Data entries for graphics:
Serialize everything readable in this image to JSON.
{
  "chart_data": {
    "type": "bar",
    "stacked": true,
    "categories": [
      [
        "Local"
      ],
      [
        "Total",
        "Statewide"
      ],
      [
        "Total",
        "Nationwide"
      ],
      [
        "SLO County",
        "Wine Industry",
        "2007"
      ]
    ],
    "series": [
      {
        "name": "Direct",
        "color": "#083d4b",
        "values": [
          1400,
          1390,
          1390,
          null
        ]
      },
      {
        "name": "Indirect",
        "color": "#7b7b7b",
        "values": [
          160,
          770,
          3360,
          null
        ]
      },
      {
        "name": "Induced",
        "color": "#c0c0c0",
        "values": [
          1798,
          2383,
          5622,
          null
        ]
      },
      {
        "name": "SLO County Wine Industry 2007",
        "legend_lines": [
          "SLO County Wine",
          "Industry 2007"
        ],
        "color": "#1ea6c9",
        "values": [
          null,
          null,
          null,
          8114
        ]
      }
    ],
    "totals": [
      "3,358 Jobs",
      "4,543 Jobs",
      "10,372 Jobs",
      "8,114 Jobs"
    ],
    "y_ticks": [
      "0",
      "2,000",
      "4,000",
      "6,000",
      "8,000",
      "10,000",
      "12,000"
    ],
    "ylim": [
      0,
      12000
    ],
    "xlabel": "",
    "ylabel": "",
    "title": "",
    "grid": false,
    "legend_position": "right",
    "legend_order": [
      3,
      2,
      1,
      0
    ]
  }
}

## THE TASK
Using the data above, return each line exactly as written.

## OUTPUT BELOW
Serialize everything readable in this image to JSON.
{
  "chart_data": {
    "type": "bar",
    "stacked": true,
    "categories": [
      [
        "Local"
      ],
      [
        "Total",
        "Statewide"
      ],
      [
        "Total",
        "Nationwide"
      ],
      [
        "SLO County",
        "Wine Industry",
        "2007"
      ]
    ],
    "series": [
      {
        "name": "Direct",
        "color": "#083d4b",
        "values": [
          1400,
          1390,
          1390,
          null
        ]
      },
      {
        "name": "Indirect",
        "color": "#7b7b7b",
        "values": [
          160,
          770,
          3360,
          null
        ]
      },
      {
        "name": "Induced",
        "color": "#c0c0c0",
        "values": [
          1798,
          2383,
          5622,
          null
        ]
      },
      {
        "name": "SLO County Wine Industry 2007",
        "legend_lines": [
          "SLO County Wine",
          "Industry 2007"
        ],
        "color": "#1ea6c9",
        "values": [
          null,
          null,
          null,
          8114
        ]
      }
    ],
    "totals": [
      "3,358 Jobs",
      "4,543 Jobs",
      "10,372 Jobs",
      "8,114 Jobs"
    ],
    "y_ticks": [
      "0",
      "2,000",
      "4,000",
      "6,000",
      "8,000",
      "10,000",
      "12,000"
    ],
    "ylim": [
      0,
      12000
    ],
    "xlabel": "",
    "ylabel": "",
    "title": "",
    "grid": false,
    "legend_position": "right",
    "legend_order": [
      3,
      2,
      1,
      0
    ]
  }
}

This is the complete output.